* **Records from a data collection**:
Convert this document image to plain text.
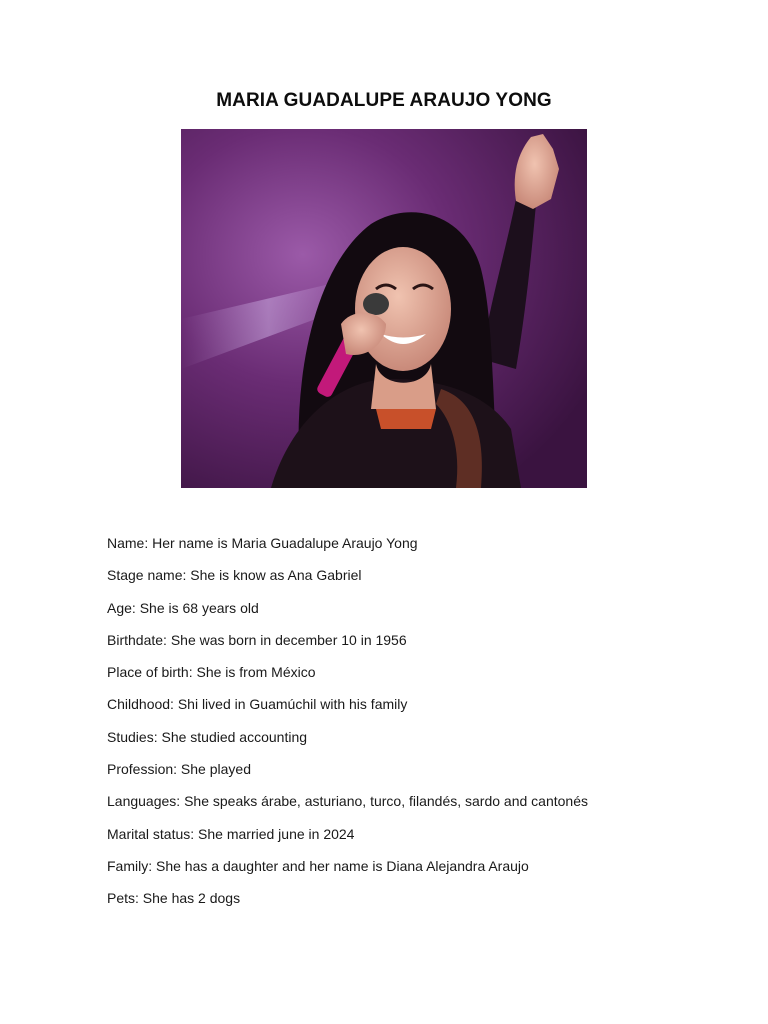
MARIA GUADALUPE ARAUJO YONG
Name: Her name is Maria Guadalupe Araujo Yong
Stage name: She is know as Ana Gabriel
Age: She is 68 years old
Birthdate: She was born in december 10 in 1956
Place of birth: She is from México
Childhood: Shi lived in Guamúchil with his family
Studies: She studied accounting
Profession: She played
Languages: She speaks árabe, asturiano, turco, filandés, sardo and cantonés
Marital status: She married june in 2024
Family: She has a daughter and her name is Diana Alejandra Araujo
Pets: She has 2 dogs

* * *

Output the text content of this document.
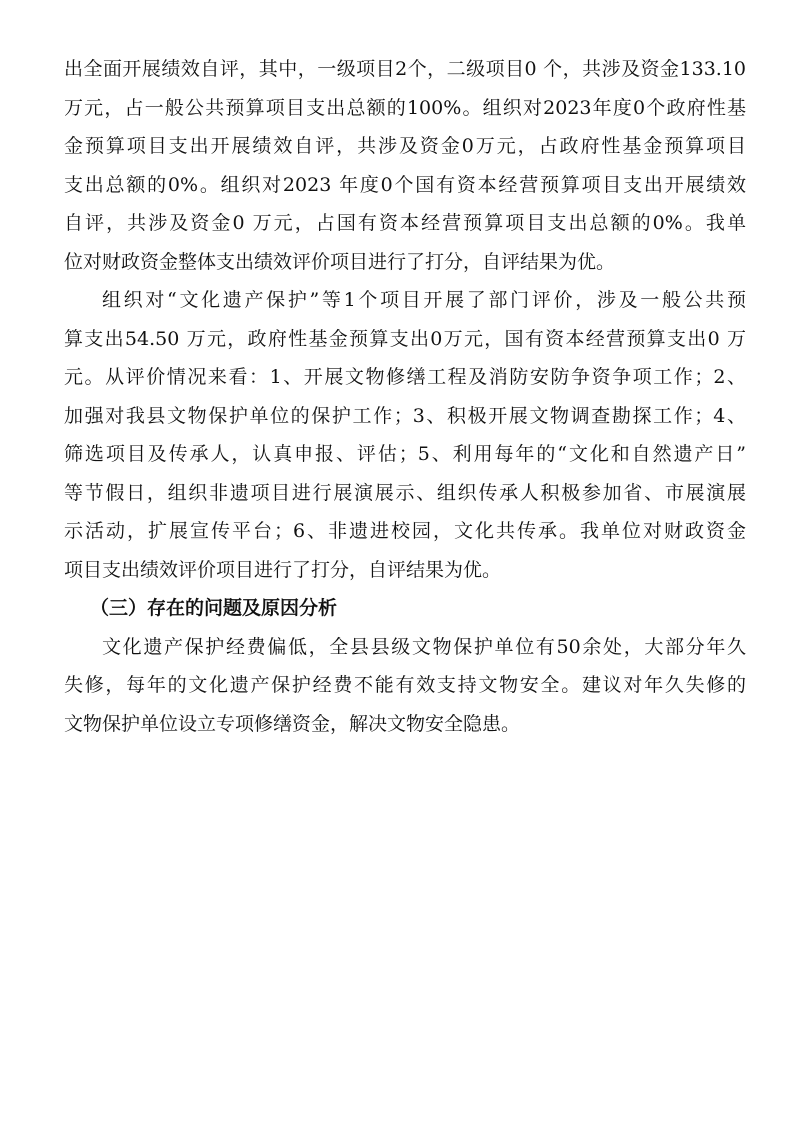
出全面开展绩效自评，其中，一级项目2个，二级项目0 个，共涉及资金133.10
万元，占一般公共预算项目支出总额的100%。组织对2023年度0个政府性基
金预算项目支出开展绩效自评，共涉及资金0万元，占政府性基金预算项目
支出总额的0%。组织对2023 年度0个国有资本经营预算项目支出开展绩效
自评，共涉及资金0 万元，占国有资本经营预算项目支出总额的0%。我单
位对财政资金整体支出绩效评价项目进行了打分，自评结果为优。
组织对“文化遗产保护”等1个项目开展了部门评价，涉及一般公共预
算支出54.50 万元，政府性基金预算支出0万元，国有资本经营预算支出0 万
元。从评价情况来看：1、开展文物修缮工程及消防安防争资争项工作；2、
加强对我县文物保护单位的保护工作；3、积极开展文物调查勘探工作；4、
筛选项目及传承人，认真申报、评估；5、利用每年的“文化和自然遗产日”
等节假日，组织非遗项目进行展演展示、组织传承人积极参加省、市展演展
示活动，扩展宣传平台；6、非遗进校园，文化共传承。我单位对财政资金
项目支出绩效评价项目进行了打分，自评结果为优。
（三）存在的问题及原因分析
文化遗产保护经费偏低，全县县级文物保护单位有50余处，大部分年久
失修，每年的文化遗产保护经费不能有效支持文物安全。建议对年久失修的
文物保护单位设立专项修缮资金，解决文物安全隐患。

* **Problem**: Say how many lines of the data include the word "text". Nothing other than the number should be given.

* **Response**: 2